------ Exercise input ------

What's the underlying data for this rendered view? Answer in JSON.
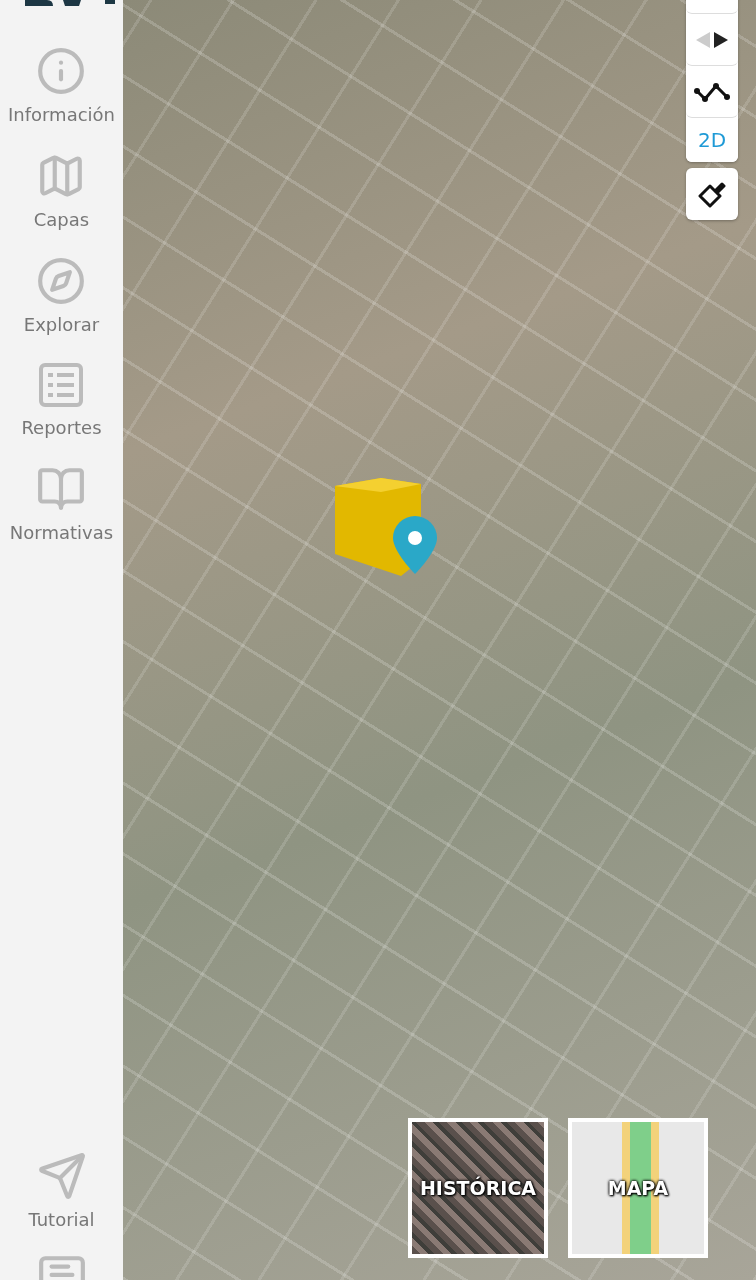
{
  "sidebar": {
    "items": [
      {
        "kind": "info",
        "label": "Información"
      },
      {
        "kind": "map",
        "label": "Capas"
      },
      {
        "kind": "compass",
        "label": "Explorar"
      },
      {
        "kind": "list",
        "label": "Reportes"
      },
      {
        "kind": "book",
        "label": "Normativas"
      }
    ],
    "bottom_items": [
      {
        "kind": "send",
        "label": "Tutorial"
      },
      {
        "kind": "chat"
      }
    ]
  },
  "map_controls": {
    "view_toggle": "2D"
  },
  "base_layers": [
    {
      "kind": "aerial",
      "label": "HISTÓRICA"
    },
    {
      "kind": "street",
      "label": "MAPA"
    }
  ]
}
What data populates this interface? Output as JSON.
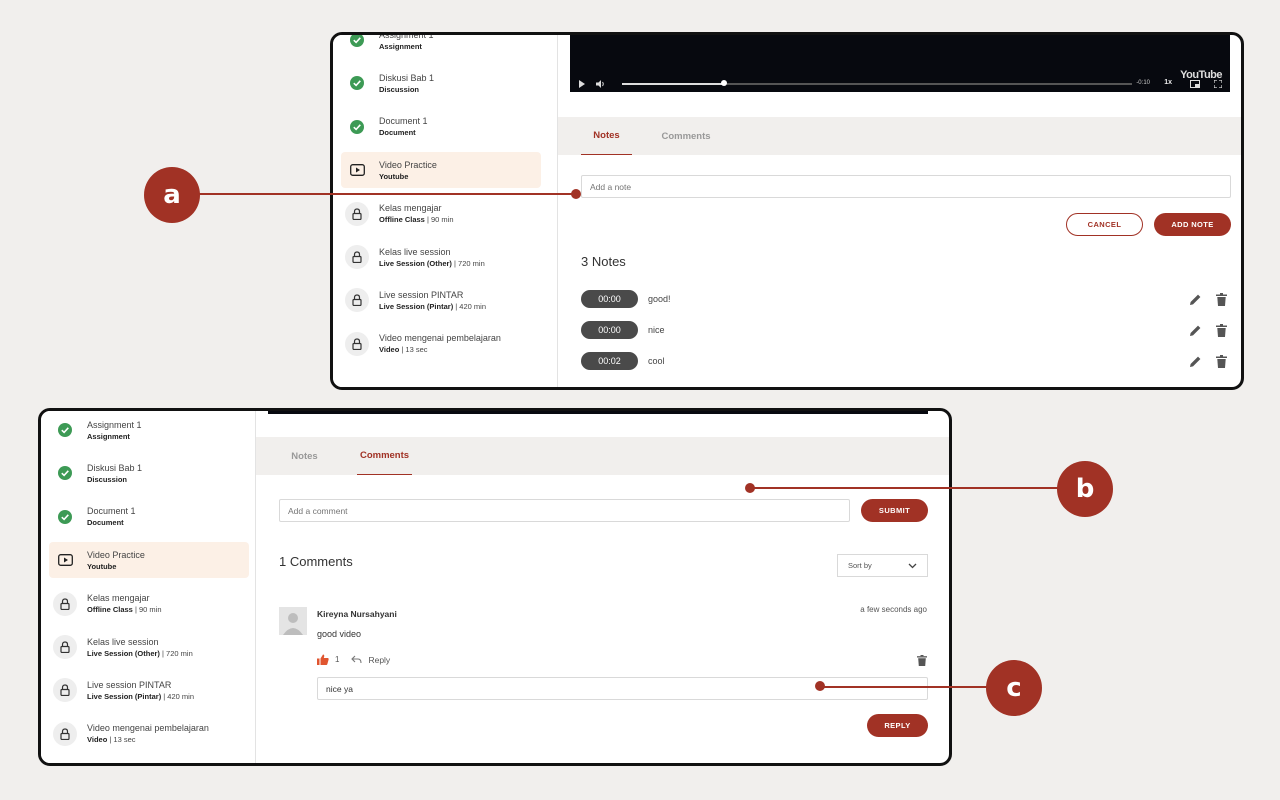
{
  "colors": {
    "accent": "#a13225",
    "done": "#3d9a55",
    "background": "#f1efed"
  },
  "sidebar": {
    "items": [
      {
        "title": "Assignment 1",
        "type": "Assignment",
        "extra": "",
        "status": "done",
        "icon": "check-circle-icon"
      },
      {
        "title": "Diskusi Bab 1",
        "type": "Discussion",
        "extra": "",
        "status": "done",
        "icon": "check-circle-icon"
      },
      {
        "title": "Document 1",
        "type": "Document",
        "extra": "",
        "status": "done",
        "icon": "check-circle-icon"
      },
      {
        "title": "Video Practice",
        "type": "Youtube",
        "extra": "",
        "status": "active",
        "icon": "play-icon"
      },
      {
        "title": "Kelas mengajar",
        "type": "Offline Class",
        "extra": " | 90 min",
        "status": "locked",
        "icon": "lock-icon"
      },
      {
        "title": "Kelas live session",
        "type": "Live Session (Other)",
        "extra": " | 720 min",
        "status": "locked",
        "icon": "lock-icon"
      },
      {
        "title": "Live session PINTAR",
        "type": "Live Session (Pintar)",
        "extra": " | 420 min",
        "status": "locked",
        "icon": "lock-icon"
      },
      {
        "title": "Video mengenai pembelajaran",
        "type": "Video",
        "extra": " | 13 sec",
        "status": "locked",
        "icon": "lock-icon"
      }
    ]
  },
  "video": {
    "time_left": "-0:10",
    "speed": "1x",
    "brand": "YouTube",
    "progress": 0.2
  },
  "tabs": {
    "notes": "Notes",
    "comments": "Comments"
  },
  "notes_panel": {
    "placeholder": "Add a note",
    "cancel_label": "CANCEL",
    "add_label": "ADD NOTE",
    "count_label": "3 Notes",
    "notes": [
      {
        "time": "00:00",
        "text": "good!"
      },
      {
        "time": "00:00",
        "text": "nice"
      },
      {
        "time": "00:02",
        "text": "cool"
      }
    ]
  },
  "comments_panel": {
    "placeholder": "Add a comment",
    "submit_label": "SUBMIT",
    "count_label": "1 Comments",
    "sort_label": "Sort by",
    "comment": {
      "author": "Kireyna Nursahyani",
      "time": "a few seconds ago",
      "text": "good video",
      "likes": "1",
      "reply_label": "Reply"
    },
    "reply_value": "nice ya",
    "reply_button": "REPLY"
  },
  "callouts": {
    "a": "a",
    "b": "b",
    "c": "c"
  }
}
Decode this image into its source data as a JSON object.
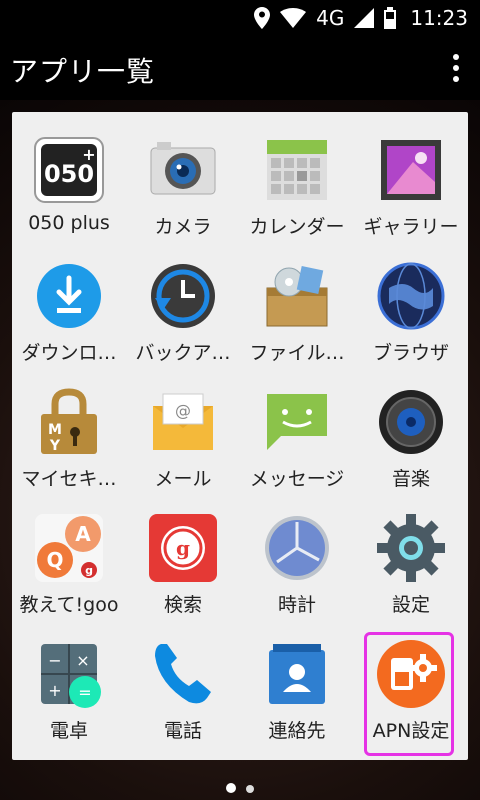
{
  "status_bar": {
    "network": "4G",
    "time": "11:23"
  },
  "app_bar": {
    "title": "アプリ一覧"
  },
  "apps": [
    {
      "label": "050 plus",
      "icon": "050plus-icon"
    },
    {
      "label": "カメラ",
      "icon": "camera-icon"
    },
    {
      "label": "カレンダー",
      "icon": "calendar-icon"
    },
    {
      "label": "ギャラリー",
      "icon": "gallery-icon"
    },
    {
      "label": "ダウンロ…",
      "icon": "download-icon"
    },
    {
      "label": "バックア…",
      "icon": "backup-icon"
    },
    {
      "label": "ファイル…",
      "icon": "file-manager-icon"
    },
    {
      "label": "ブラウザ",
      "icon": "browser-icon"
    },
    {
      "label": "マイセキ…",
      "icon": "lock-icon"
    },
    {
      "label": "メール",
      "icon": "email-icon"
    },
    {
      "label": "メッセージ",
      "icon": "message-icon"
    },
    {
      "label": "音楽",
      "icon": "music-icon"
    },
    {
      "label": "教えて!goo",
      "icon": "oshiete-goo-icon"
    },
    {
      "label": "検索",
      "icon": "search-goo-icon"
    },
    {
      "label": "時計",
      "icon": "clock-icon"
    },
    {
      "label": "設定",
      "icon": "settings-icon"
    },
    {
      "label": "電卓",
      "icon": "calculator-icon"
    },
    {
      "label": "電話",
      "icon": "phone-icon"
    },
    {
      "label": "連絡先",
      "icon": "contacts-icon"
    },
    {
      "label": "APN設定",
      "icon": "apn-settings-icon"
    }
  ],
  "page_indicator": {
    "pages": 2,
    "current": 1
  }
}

------

Direction: Filter the records above and return every line that holds the word "type".

Correct response:
        "type": "Assignment",
        "type": "Discussion",
        "type": "Document",
        "type": "Youtube",
        "type": "Offline Class",
        "type": "Live Session (Other)",
        "type": "Live Session (Pintar)",
        "type": "Video",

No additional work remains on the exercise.